- Raw records
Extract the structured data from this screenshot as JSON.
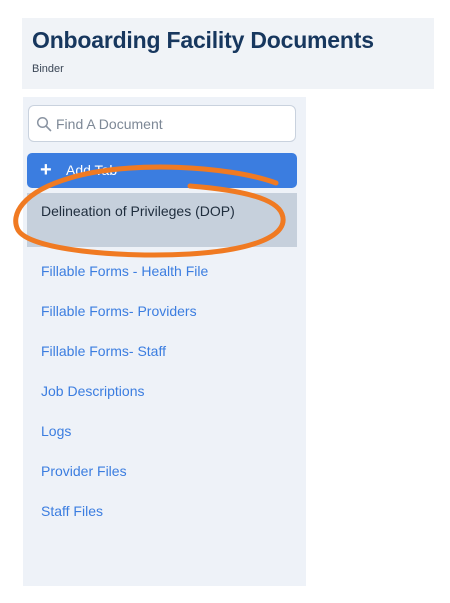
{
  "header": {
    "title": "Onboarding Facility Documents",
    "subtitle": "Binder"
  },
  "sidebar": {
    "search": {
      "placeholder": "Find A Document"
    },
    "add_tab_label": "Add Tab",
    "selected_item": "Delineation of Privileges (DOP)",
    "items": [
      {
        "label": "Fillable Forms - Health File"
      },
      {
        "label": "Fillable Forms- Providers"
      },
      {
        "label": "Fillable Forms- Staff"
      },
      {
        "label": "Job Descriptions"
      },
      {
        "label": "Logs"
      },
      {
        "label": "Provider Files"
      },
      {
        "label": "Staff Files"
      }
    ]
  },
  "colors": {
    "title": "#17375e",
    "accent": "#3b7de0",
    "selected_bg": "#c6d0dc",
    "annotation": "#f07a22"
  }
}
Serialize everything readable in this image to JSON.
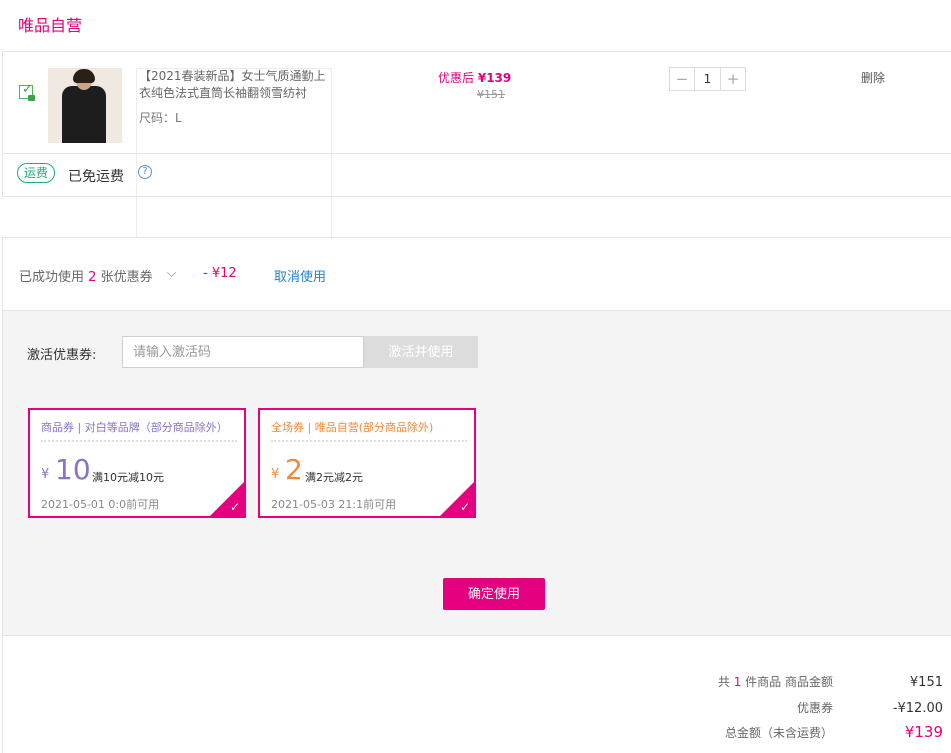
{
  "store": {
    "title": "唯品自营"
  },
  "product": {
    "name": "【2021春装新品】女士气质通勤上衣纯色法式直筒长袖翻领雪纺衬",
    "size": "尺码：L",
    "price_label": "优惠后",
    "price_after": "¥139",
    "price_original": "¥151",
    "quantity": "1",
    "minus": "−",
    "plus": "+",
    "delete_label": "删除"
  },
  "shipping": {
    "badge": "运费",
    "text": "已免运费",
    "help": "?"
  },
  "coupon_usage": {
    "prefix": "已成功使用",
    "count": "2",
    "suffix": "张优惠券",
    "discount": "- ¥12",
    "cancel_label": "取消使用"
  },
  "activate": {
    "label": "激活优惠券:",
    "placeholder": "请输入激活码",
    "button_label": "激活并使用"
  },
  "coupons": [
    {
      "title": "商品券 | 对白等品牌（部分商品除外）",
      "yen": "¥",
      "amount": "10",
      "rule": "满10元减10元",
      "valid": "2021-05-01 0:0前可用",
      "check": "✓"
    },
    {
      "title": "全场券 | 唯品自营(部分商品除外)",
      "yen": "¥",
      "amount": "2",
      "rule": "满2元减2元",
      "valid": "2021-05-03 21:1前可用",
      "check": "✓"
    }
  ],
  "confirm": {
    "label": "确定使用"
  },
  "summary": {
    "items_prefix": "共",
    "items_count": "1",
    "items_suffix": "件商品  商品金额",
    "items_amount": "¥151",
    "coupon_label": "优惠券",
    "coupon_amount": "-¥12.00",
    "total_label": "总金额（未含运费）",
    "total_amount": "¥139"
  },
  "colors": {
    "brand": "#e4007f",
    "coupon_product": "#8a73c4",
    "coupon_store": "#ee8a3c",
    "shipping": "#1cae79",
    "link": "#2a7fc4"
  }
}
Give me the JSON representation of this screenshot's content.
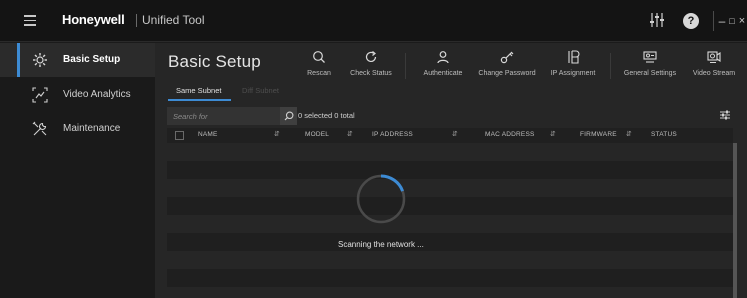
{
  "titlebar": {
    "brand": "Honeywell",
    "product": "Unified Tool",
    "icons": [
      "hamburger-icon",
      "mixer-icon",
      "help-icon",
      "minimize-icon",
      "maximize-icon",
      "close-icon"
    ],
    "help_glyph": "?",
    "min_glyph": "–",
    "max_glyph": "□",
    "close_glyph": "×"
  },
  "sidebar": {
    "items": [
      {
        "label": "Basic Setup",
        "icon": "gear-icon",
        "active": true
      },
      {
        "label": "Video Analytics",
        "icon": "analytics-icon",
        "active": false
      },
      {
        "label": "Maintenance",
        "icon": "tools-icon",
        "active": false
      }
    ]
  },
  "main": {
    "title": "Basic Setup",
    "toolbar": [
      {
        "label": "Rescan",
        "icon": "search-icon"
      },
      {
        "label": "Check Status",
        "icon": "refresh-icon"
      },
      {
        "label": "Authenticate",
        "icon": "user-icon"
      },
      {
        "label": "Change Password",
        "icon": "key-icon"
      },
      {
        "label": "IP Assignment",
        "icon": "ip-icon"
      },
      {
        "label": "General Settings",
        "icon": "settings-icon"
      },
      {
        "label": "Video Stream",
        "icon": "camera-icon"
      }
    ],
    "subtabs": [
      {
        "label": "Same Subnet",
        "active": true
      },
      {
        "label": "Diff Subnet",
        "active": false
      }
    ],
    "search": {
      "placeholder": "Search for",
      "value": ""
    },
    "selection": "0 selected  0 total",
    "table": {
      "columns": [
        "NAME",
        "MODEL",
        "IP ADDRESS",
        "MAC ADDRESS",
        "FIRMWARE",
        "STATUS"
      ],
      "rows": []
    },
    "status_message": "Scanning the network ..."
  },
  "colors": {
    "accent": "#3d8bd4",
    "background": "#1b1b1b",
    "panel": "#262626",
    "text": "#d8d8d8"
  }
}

- Task
Set the listing down in full and exactly. Pictures within it should not appear in the copy.

- The output
Extract the structured data from this screenshot as JSON.
{
  "header": {
    "title": "Onboarding Facility Documents",
    "subtitle": "Binder"
  },
  "sidebar": {
    "search": {
      "placeholder": "Find A Document"
    },
    "add_tab_label": "Add Tab",
    "selected_item": "Delineation of Privileges (DOP)",
    "items": [
      {
        "label": "Fillable Forms - Health File"
      },
      {
        "label": "Fillable Forms- Providers"
      },
      {
        "label": "Fillable Forms- Staff"
      },
      {
        "label": "Job Descriptions"
      },
      {
        "label": "Logs"
      },
      {
        "label": "Provider Files"
      },
      {
        "label": "Staff Files"
      }
    ]
  },
  "colors": {
    "title": "#17375e",
    "accent": "#3b7de0",
    "selected_bg": "#c6d0dc",
    "annotation": "#f07a22"
  }
}
Serialize everything readable in this image to JSON.
{
  "store": {
    "title": "唯品自营"
  },
  "product": {
    "name": "【2021春装新品】女士气质通勤上衣纯色法式直筒长袖翻领雪纺衬",
    "size": "尺码：L",
    "price_label": "优惠后",
    "price_after": "¥139",
    "price_original": "¥151",
    "quantity": "1",
    "minus": "−",
    "plus": "+",
    "delete_label": "删除"
  },
  "shipping": {
    "badge": "运费",
    "text": "已免运费",
    "help": "?"
  },
  "coupon_usage": {
    "prefix": "已成功使用",
    "count": "2",
    "suffix": "张优惠券",
    "discount": "- ¥12",
    "cancel_label": "取消使用"
  },
  "activate": {
    "label": "激活优惠券:",
    "placeholder": "请输入激活码",
    "button_label": "激活并使用"
  },
  "coupons": [
    {
      "title": "商品券 | 对白等品牌（部分商品除外）",
      "yen": "¥",
      "amount": "10",
      "rule": "满10元减10元",
      "valid": "2021-05-01 0:0前可用",
      "check": "✓"
    },
    {
      "title": "全场券 | 唯品自营(部分商品除外)",
      "yen": "¥",
      "amount": "2",
      "rule": "满2元减2元",
      "valid": "2021-05-03 21:1前可用",
      "check": "✓"
    }
  ],
  "confirm": {
    "label": "确定使用"
  },
  "summary": {
    "items_prefix": "共",
    "items_count": "1",
    "items_suffix": "件商品  商品金额",
    "items_amount": "¥151",
    "coupon_label": "优惠券",
    "coupon_amount": "-¥12.00",
    "total_label": "总金额（未含运费）",
    "total_amount": "¥139"
  },
  "colors": {
    "brand": "#e4007f",
    "coupon_product": "#8a73c4",
    "coupon_store": "#ee8a3c",
    "shipping": "#1cae79",
    "link": "#2a7fc4"
  }
}
Give me the JSON representation of this screenshot's content.
{
  "titlebar": {
    "brand": "Honeywell",
    "product": "Unified Tool",
    "icons": [
      "hamburger-icon",
      "mixer-icon",
      "help-icon",
      "minimize-icon",
      "maximize-icon",
      "close-icon"
    ],
    "help_glyph": "?",
    "min_glyph": "–",
    "max_glyph": "□",
    "close_glyph": "×"
  },
  "sidebar": {
    "items": [
      {
        "label": "Basic Setup",
        "icon": "gear-icon",
        "active": true
      },
      {
        "label": "Video Analytics",
        "icon": "analytics-icon",
        "active": false
      },
      {
        "label": "Maintenance",
        "icon": "tools-icon",
        "active": false
      }
    ]
  },
  "main": {
    "title": "Basic Setup",
    "toolbar": [
      {
        "label": "Rescan",
        "icon": "search-icon"
      },
      {
        "label": "Check Status",
        "icon": "refresh-icon"
      },
      {
        "label": "Authenticate",
        "icon": "user-icon"
      },
      {
        "label": "Change Password",
        "icon": "key-icon"
      },
      {
        "label": "IP Assignment",
        "icon": "ip-icon"
      },
      {
        "label": "General Settings",
        "icon": "settings-icon"
      },
      {
        "label": "Video Stream",
        "icon": "camera-icon"
      }
    ],
    "subtabs": [
      {
        "label": "Same Subnet",
        "active": true
      },
      {
        "label": "Diff Subnet",
        "active": false
      }
    ],
    "search": {
      "placeholder": "Search for",
      "value": ""
    },
    "selection": "0 selected  0 total",
    "table": {
      "columns": [
        "NAME",
        "MODEL",
        "IP ADDRESS",
        "MAC ADDRESS",
        "FIRMWARE",
        "STATUS"
      ],
      "rows": []
    },
    "status_message": "Scanning the network ..."
  },
  "colors": {
    "accent": "#3d8bd4",
    "background": "#1b1b1b",
    "panel": "#262626",
    "text": "#d8d8d8"
  }
}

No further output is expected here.